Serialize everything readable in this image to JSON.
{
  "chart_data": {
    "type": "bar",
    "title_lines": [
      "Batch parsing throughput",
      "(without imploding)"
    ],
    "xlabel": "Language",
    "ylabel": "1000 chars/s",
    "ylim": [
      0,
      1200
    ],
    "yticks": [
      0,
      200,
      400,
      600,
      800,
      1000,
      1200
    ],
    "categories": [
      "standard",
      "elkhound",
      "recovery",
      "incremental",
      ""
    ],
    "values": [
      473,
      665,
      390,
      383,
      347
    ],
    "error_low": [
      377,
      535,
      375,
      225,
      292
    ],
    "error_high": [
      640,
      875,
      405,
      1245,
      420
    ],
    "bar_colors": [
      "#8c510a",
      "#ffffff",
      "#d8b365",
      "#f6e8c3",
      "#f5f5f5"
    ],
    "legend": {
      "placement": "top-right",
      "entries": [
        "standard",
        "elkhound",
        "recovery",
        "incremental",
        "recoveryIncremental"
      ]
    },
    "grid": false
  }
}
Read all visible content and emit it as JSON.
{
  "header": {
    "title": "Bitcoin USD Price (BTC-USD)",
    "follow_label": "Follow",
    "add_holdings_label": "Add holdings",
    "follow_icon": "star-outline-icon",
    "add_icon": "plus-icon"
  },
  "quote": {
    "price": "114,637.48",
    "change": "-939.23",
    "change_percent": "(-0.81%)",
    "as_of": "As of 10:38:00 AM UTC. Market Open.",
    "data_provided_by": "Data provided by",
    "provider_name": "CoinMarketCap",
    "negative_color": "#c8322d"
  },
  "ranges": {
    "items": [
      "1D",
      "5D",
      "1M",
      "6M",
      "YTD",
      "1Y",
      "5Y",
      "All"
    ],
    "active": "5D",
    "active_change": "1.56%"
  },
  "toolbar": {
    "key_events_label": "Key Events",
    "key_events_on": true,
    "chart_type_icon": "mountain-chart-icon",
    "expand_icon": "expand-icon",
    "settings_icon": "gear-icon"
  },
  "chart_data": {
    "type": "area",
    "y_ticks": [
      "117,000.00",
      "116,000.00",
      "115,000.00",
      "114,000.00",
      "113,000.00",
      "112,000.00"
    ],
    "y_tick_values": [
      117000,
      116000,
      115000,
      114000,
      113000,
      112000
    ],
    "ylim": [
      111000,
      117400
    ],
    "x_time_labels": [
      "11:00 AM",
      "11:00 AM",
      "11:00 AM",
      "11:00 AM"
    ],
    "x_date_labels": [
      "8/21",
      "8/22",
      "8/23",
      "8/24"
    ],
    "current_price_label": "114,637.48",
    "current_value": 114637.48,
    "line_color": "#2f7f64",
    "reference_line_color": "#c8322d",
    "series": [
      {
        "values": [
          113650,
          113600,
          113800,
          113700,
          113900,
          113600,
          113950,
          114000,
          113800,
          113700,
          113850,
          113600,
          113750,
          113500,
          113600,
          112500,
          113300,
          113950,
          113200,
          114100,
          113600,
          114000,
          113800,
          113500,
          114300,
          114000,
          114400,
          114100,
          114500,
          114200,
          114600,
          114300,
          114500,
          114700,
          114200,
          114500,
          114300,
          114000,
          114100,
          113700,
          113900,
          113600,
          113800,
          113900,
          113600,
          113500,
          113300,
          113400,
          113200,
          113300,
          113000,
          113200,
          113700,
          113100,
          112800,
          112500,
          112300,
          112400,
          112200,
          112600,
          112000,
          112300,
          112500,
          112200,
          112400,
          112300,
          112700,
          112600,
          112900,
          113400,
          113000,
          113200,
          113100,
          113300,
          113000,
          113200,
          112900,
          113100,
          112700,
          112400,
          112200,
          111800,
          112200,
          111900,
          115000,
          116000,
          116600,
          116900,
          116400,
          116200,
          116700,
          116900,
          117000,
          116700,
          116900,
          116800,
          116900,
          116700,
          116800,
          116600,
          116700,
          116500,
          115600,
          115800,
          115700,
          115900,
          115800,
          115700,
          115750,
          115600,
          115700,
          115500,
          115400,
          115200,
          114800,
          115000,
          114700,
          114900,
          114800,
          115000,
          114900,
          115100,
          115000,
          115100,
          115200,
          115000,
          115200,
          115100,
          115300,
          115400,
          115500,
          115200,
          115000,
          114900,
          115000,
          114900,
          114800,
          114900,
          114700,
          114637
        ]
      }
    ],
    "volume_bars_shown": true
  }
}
◇ ◇ ◇ ◇ ◇ ◇ ◇
## What you are asked to do:
Report how many lines above hold the string "true", giving nothing but the number.

## Solution below:
2